▶ [The input]:
+ + + + +
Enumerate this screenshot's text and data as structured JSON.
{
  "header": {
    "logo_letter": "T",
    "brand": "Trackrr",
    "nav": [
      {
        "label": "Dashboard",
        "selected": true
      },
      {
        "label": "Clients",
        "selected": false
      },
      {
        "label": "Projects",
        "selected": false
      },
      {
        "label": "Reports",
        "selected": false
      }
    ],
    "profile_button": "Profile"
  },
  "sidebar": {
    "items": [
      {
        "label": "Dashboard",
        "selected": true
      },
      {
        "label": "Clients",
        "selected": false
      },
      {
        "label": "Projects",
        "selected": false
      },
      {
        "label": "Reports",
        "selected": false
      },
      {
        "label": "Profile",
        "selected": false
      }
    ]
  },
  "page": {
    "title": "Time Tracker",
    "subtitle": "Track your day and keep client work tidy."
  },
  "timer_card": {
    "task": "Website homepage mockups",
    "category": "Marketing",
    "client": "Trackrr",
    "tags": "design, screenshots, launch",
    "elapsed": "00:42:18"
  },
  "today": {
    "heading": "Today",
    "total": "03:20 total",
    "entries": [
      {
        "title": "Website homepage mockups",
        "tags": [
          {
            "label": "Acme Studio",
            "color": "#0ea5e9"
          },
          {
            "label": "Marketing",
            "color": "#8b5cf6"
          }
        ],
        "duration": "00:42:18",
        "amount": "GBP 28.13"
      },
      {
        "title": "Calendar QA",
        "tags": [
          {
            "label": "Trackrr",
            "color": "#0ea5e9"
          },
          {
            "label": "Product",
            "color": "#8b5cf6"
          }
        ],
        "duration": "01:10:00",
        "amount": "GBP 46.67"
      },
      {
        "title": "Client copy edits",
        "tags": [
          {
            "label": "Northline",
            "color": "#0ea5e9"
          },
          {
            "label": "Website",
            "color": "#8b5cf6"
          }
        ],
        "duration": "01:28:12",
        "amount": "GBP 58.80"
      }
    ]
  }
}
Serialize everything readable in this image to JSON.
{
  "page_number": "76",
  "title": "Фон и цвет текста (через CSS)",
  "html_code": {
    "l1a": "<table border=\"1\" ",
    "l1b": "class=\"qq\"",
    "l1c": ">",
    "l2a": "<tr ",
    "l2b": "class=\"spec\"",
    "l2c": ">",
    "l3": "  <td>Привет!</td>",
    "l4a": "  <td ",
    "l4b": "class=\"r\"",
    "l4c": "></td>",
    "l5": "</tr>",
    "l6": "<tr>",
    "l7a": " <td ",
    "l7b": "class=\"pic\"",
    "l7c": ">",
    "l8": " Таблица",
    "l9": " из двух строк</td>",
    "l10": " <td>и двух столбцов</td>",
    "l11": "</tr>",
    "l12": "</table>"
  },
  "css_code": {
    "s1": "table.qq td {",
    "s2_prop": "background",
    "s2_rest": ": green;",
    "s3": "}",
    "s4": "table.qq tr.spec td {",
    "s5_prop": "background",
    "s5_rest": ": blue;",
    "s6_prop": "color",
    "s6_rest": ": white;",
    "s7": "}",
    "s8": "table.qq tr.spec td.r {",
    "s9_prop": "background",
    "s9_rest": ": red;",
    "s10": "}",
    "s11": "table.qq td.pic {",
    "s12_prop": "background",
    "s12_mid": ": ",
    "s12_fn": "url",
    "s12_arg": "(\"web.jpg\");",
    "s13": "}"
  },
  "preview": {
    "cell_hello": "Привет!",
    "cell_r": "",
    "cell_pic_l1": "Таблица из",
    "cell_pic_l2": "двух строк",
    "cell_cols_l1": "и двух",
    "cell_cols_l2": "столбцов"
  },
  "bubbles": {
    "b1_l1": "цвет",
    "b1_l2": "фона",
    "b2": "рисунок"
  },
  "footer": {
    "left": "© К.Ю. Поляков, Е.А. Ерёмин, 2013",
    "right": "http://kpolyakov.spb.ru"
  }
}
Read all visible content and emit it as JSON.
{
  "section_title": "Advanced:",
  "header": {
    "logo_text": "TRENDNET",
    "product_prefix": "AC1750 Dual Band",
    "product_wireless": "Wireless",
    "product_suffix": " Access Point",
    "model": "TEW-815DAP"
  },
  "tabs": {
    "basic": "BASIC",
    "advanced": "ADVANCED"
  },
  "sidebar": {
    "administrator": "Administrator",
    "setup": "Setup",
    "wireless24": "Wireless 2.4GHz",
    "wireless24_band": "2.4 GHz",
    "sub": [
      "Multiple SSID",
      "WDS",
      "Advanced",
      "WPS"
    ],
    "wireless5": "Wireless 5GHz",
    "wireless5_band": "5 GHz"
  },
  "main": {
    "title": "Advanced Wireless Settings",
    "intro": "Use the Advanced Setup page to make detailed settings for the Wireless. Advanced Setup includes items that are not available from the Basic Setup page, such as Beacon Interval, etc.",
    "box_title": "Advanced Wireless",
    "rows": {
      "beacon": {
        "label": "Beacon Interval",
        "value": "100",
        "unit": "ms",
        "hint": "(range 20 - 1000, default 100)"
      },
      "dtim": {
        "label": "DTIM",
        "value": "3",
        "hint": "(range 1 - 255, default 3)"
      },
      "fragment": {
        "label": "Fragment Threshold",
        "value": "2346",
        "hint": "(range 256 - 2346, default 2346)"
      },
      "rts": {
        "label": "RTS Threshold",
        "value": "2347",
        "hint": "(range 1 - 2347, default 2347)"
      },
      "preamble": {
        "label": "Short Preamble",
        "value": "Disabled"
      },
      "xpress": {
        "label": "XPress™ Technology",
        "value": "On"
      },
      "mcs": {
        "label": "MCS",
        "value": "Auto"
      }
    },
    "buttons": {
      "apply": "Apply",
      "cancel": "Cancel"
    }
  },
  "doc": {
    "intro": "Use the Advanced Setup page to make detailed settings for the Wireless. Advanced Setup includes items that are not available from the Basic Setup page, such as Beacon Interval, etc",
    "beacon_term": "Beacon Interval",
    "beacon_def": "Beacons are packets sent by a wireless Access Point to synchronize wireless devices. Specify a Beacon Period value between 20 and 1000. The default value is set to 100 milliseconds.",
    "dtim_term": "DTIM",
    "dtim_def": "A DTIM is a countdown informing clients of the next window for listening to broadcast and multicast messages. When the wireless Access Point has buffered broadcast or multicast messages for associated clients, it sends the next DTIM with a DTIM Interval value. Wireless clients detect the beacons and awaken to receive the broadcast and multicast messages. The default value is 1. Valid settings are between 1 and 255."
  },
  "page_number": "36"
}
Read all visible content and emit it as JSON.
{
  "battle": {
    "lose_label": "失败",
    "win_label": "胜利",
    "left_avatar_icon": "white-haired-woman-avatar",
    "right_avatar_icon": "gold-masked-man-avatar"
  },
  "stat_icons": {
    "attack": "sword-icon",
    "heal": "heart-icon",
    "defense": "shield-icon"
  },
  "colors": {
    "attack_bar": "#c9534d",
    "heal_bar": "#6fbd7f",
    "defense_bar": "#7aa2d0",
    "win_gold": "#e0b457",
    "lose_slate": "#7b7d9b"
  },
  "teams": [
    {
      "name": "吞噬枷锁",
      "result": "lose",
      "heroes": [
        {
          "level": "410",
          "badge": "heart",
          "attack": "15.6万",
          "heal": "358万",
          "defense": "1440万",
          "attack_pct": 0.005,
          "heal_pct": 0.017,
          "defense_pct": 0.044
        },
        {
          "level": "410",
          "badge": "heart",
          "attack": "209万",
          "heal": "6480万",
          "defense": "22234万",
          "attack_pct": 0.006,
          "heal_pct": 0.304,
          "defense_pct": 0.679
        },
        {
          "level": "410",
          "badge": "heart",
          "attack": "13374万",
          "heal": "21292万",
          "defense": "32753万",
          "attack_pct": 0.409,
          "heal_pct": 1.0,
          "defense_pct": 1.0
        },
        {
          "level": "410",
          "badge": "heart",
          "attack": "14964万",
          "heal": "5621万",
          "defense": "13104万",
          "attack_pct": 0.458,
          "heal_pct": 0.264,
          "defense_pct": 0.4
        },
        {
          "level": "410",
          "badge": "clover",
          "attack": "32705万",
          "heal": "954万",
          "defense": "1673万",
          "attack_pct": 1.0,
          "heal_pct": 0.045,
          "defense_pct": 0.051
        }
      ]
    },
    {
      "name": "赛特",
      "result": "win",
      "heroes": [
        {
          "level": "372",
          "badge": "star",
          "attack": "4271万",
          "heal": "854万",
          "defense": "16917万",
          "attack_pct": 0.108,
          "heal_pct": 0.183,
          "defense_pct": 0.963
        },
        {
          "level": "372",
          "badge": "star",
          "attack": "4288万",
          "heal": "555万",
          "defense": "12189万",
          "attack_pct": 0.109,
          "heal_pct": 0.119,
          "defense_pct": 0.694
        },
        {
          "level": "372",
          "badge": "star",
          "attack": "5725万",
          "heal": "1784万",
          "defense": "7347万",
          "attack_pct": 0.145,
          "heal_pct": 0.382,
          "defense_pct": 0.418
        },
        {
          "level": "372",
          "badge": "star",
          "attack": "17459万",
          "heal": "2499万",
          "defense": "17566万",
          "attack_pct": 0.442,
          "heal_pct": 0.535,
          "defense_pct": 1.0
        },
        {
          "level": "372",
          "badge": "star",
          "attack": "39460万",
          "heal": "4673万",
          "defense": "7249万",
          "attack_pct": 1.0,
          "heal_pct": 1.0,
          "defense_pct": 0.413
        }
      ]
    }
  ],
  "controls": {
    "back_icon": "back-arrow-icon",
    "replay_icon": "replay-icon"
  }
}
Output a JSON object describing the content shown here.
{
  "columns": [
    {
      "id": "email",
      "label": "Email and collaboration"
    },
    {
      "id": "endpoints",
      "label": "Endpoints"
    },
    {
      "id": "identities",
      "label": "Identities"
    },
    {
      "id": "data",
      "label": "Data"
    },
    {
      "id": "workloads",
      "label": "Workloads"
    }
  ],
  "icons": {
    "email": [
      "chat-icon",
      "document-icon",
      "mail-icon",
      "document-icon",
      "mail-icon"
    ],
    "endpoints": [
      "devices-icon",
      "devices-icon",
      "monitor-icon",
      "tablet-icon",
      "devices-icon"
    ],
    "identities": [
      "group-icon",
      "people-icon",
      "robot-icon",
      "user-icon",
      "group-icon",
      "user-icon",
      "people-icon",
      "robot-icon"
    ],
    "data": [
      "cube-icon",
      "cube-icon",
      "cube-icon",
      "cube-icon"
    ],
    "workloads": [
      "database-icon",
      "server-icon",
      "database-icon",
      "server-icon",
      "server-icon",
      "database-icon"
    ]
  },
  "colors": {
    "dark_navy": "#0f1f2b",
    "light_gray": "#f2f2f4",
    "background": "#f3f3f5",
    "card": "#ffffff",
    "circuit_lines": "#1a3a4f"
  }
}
+ + + + +
▶ [Goal of the exercise]: Copy every line above in which the string "mockups" shows up.

▶ [Task answer]:
    "task": "Website homepage mockups",
        "title": "Website homepage mockups",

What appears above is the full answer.